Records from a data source
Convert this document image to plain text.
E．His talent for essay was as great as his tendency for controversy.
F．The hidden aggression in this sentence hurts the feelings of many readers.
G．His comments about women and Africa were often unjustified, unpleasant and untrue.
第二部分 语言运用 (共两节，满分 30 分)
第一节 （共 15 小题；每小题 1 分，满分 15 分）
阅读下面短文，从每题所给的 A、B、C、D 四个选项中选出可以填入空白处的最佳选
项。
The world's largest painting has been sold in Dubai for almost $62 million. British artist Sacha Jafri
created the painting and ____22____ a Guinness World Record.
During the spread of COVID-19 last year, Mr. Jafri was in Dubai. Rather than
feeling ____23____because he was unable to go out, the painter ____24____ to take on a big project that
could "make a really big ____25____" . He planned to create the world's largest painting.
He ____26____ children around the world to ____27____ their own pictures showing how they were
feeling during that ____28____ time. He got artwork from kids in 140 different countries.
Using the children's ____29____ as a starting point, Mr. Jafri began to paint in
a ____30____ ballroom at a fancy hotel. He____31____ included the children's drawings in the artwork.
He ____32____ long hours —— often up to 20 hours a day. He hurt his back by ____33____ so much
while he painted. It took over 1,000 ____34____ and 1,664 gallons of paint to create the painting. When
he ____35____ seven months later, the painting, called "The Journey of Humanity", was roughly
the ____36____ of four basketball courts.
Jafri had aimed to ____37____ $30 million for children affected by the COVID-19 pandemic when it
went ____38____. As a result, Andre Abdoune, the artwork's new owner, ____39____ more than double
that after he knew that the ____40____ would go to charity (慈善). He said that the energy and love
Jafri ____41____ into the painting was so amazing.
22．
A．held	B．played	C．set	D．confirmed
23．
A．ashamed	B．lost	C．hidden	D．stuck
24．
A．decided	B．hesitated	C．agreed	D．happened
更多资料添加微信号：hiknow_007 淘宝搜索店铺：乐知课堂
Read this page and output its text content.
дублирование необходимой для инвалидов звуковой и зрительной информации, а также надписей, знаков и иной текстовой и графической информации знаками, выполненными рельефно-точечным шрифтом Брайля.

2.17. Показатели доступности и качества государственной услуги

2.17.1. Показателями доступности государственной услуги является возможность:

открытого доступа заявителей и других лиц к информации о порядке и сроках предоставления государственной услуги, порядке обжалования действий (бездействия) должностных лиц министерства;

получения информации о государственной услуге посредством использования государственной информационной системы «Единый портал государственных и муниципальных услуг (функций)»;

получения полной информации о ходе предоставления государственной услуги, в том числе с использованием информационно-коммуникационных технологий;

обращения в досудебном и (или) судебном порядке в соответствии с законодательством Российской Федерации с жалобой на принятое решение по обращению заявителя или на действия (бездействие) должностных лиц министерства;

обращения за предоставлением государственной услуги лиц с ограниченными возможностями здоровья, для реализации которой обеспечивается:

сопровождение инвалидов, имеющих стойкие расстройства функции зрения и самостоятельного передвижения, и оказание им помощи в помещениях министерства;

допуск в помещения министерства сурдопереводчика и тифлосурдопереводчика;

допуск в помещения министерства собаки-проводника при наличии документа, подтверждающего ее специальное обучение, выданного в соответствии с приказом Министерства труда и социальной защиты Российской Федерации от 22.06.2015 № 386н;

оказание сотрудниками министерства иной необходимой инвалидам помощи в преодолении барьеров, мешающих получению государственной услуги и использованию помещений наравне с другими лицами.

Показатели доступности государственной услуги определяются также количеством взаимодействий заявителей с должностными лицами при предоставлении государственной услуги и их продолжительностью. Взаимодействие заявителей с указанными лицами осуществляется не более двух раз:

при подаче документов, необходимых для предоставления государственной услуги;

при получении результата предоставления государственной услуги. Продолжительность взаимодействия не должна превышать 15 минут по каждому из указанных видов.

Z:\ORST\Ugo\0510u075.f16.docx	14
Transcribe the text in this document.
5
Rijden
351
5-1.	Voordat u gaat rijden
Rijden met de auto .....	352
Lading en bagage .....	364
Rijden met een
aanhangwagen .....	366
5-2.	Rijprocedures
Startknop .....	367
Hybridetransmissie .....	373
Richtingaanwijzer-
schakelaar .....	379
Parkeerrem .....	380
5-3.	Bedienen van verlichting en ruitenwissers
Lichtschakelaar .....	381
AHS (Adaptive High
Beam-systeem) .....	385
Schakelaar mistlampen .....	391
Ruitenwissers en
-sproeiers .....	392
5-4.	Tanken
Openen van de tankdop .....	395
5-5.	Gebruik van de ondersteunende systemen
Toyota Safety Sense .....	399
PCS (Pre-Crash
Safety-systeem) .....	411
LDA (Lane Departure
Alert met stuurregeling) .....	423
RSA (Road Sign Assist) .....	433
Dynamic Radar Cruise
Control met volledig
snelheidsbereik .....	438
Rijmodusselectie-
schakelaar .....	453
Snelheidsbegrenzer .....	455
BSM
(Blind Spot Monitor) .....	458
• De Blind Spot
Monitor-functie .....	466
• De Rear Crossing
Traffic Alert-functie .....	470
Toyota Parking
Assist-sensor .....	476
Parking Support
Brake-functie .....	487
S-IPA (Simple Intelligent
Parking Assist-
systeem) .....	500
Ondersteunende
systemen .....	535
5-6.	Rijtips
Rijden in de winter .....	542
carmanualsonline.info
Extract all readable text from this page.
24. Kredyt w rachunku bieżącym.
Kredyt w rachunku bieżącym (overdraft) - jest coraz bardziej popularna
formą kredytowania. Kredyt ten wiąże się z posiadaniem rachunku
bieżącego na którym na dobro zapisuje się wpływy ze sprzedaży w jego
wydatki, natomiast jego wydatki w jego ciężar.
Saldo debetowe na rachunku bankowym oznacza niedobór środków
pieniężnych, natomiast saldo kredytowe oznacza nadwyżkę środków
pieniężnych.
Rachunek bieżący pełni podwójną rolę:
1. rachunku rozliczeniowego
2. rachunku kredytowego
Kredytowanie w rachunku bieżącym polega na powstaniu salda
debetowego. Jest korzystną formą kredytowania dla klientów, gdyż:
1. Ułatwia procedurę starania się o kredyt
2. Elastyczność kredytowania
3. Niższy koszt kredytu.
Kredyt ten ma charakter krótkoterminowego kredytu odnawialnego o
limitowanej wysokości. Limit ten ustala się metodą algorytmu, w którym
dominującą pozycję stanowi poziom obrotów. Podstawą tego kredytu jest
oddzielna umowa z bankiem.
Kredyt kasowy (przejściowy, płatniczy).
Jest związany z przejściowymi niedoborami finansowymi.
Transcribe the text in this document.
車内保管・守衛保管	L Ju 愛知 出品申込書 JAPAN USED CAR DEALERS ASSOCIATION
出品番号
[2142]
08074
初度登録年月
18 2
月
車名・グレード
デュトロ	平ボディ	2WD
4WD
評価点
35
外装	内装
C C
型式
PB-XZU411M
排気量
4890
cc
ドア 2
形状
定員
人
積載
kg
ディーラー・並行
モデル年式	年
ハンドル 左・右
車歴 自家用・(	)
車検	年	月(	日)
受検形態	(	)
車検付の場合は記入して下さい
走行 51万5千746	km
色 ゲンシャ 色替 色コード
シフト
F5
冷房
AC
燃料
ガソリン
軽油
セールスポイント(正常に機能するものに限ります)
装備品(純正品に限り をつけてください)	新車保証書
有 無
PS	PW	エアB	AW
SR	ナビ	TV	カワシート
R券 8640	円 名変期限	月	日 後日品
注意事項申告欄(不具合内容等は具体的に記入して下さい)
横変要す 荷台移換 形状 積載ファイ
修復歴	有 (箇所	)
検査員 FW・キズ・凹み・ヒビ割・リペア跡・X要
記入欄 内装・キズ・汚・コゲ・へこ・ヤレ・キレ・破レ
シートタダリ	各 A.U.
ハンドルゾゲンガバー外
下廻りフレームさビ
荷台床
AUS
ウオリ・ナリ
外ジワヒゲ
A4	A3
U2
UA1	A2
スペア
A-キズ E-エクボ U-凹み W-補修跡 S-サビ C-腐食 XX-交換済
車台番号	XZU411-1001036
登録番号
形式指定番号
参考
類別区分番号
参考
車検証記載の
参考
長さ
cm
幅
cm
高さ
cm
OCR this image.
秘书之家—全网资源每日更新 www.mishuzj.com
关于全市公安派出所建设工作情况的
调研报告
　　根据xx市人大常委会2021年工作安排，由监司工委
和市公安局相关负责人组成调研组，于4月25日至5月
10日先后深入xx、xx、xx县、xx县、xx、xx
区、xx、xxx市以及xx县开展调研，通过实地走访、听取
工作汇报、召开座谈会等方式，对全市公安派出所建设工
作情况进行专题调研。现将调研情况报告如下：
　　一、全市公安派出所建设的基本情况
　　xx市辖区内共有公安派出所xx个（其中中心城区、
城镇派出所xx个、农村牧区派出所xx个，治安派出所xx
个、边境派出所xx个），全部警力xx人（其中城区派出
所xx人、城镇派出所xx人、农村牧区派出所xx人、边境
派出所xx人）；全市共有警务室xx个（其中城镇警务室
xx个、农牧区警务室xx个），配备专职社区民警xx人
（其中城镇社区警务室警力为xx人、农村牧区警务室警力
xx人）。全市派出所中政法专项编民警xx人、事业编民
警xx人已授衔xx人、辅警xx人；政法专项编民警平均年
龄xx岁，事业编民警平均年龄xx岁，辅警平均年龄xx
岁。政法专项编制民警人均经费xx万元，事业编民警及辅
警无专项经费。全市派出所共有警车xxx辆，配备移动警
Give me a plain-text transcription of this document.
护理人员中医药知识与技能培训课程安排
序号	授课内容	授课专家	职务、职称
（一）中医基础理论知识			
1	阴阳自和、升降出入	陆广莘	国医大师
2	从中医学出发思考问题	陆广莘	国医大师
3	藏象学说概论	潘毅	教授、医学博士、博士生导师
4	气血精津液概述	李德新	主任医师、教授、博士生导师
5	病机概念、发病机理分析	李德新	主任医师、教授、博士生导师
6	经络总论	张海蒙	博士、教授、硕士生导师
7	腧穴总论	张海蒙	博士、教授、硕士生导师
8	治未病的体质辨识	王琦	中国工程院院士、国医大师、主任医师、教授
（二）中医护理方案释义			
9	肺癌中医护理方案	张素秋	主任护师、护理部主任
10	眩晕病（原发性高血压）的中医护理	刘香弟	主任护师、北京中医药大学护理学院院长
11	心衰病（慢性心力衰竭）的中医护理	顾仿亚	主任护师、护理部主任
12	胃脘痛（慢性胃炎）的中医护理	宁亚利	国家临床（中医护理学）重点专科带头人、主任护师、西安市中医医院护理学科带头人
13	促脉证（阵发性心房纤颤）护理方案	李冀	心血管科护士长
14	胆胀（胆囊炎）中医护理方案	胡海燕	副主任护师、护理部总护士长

- TASK INSTRUCTIONS
Take the line in which "Give me a plain-text" occurs and each subsequent line through the end; give these lines again without alteration.

- ANSWER TO THIS EXERCISE
Give me a plain-text transcription of this document.
护理人员中医药知识与技能培训课程安排
序号	授课内容	授课专家	职务、职称
（一）中医基础理论知识			
1	阴阳自和、升降出入	陆广莘	国医大师
2	从中医学出发思考问题	陆广莘	国医大师
3	藏象学说概论	潘毅	教授、医学博士、博士生导师
4	气血精津液概述	李德新	主任医师、教授、博士生导师
5	病机概念、发病机理分析	李德新	主任医师、教授、博士生导师
6	经络总论	张海蒙	博士、教授、硕士生导师
7	腧穴总论	张海蒙	博士、教授、硕士生导师
8	治未病的体质辨识	王琦	中国工程院院士、国医大师、主任医师、教授
（二）中医护理方案释义			
9	肺癌中医护理方案	张素秋	主任护师、护理部主任
10	眩晕病（原发性高血压）的中医护理	刘香弟	主任护师、北京中医药大学护理学院院长
11	心衰病（慢性心力衰竭）的中医护理	顾仿亚	主任护师、护理部主任
12	胃脘痛（慢性胃炎）的中医护理	宁亚利	国家临床（中医护理学）重点专科带头人、主任护师、西安市中医医院护理学科带头人
13	促脉证（阵发性心房纤颤）护理方案	李冀	心血管科护士长
14	胆胀（胆囊炎）中医护理方案	胡海燕	副主任护师、护理部总护士长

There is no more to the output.